→ Goal
All entries are to be quoted exactly; the images stay out of the copy.

→ Task material

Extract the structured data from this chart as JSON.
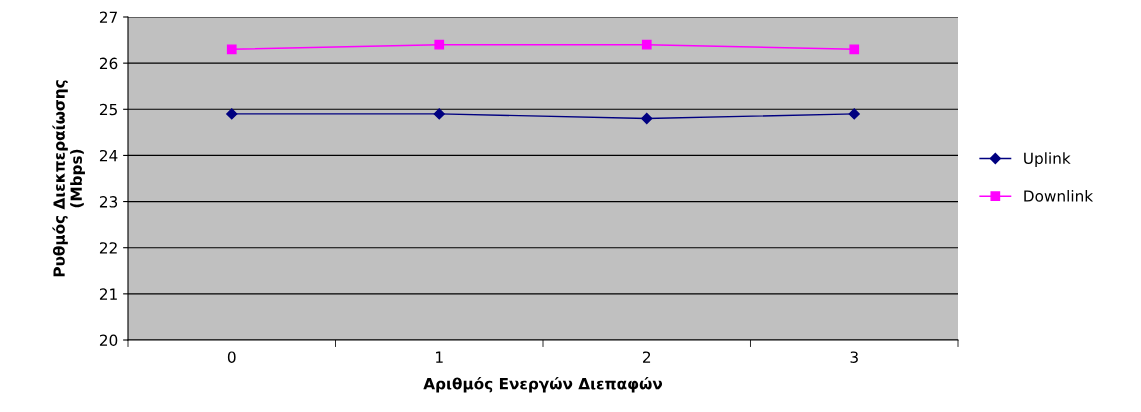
{
  "chart_data": {
    "type": "line",
    "xlabel": "Αριθμός Ενεργών Διεπαφών",
    "ylabel": "Ρυθμός Διεκπεραίωσης\n(Mbps)",
    "categories": [
      "0",
      "1",
      "2",
      "3"
    ],
    "series": [
      {
        "name": "Uplink",
        "color": "#000080",
        "marker": "diamond",
        "values": [
          24.9,
          24.9,
          24.8,
          24.9
        ]
      },
      {
        "name": "Downlink",
        "color": "#ff00ff",
        "marker": "square",
        "values": [
          26.3,
          26.4,
          26.4,
          26.3
        ]
      }
    ],
    "ylim": [
      20,
      27
    ],
    "yticks": [
      20,
      21,
      22,
      23,
      24,
      25,
      26,
      27
    ],
    "grid": "y",
    "legend": "right"
  }
}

→ Task answer
Extract the structured data from this chart as JSON.
{
  "chart_data": {
    "type": "line",
    "xlabel": "Αριθμός Ενεργών Διεπαφών",
    "ylabel": "Ρυθμός Διεκπεραίωσης\n(Mbps)",
    "categories": [
      "0",
      "1",
      "2",
      "3"
    ],
    "series": [
      {
        "name": "Uplink",
        "color": "#000080",
        "marker": "diamond",
        "values": [
          24.9,
          24.9,
          24.8,
          24.9
        ]
      },
      {
        "name": "Downlink",
        "color": "#ff00ff",
        "marker": "square",
        "values": [
          26.3,
          26.4,
          26.4,
          26.3
        ]
      }
    ],
    "ylim": [
      20,
      27
    ],
    "yticks": [
      20,
      21,
      22,
      23,
      24,
      25,
      26,
      27
    ],
    "grid": "y",
    "legend": "right"
  }
}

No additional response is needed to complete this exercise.